[Dataset records]
________________________

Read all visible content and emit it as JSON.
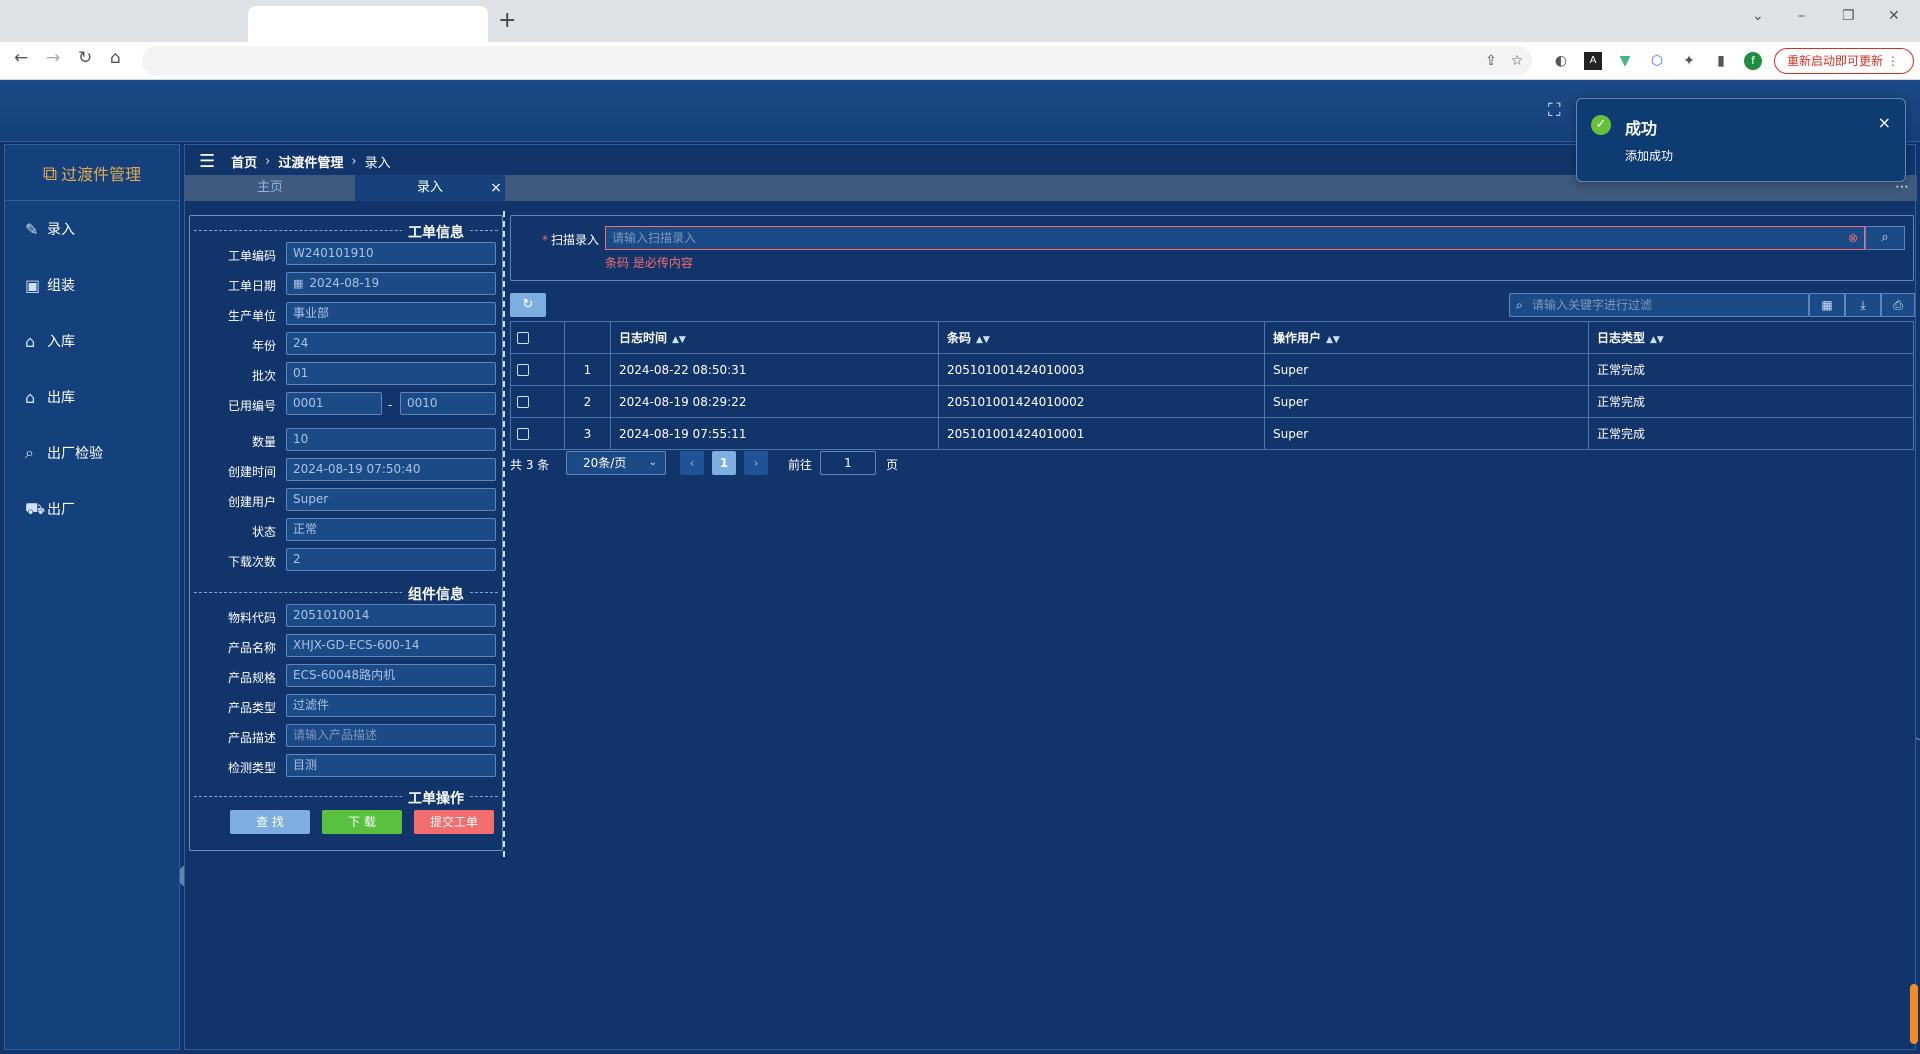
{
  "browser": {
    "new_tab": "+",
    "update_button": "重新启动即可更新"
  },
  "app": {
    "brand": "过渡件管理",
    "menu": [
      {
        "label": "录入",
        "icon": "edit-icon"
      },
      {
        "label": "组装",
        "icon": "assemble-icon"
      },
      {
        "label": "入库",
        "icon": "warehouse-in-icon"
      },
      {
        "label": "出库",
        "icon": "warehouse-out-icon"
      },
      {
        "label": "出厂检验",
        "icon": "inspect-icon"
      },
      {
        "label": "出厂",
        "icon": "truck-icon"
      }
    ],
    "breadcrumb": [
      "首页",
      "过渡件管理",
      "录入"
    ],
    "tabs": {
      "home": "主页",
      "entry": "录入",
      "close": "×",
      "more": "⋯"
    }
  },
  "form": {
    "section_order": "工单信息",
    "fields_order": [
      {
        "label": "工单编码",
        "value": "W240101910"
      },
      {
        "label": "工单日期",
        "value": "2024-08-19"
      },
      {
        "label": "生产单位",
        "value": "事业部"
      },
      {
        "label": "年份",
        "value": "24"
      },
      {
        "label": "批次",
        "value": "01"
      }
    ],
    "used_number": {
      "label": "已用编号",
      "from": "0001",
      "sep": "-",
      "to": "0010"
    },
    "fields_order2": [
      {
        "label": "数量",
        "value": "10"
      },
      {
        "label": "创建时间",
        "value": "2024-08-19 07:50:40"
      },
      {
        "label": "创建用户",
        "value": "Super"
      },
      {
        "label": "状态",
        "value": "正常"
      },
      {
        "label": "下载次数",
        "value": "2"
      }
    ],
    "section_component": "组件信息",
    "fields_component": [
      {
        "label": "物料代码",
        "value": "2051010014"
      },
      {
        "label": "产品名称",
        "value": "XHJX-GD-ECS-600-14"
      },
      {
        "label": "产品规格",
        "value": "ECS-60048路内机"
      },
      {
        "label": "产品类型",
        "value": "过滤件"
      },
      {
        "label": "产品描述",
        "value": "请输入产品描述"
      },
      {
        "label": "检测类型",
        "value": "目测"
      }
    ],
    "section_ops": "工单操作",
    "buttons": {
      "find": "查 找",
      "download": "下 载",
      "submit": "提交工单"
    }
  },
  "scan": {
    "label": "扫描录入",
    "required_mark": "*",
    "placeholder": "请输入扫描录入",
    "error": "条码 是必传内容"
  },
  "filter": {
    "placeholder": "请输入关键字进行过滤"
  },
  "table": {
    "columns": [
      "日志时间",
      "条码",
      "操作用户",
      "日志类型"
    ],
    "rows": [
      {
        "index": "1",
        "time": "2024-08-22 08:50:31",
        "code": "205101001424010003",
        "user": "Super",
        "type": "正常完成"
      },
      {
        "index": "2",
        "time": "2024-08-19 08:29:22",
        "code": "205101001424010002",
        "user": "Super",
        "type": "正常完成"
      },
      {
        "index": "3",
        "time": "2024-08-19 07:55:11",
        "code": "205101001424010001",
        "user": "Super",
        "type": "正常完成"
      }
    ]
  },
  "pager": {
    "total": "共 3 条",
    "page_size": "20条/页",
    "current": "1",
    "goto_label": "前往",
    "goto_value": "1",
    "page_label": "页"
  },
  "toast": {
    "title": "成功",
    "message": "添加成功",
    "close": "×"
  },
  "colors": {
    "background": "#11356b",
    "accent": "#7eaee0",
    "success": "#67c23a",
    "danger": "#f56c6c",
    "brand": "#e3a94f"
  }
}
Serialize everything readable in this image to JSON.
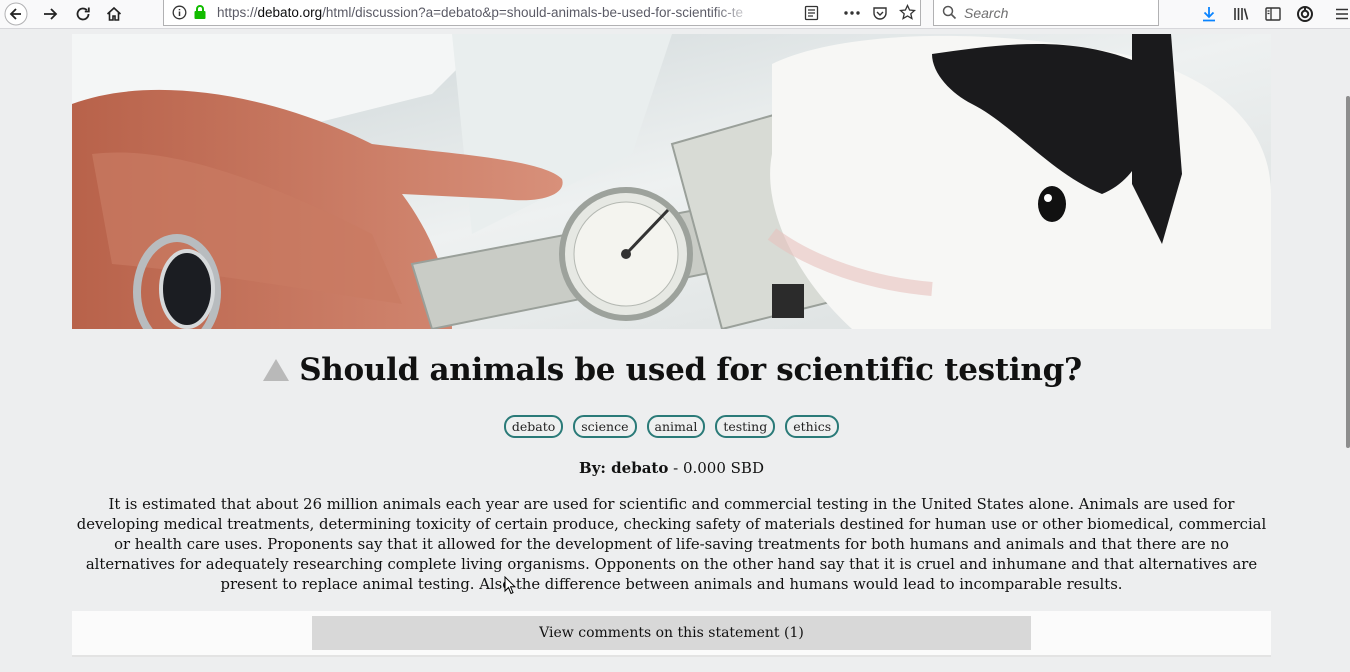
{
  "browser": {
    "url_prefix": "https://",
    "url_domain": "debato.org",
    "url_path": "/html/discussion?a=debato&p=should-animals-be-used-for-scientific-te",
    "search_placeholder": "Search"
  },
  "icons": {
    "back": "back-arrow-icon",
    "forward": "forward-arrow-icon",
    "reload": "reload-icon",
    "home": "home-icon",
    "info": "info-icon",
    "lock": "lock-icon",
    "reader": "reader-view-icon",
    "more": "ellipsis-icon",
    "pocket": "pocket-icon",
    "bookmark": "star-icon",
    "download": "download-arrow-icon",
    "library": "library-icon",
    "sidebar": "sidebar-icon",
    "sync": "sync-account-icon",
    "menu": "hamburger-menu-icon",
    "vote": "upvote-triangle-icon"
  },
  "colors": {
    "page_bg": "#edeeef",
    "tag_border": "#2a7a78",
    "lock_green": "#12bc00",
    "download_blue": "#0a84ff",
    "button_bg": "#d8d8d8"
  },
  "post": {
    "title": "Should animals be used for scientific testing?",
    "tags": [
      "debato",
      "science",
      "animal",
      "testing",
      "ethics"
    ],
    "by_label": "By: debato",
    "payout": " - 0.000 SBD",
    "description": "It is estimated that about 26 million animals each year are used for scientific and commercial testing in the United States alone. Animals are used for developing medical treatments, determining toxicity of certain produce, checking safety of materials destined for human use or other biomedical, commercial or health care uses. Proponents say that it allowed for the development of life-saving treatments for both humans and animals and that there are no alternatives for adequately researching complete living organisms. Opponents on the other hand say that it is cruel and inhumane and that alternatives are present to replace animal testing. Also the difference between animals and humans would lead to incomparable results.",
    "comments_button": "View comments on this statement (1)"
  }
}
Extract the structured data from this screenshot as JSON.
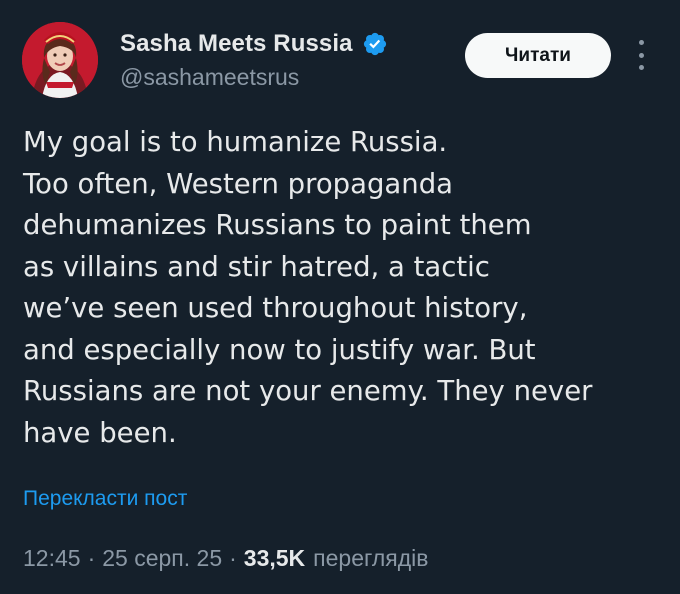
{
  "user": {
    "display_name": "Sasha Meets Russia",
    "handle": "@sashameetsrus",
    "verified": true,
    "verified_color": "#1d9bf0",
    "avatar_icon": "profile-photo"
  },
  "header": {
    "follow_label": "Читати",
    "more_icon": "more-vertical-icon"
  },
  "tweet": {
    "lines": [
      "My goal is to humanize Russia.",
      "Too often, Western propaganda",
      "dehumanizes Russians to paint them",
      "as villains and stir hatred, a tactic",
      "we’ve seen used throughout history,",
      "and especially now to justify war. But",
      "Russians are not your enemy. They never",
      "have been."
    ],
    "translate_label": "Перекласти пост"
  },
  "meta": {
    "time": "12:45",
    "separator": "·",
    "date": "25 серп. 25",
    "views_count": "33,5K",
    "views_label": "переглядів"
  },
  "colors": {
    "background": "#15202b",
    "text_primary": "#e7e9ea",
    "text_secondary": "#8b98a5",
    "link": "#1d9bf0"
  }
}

________________________

● Request
Scan the listing above and identify each line holding the string "more"; copy every such line.

● Task output
      "more": "⋯"
    "more": "ellipsis-icon",
    "more_icon": "more-vertical-icon"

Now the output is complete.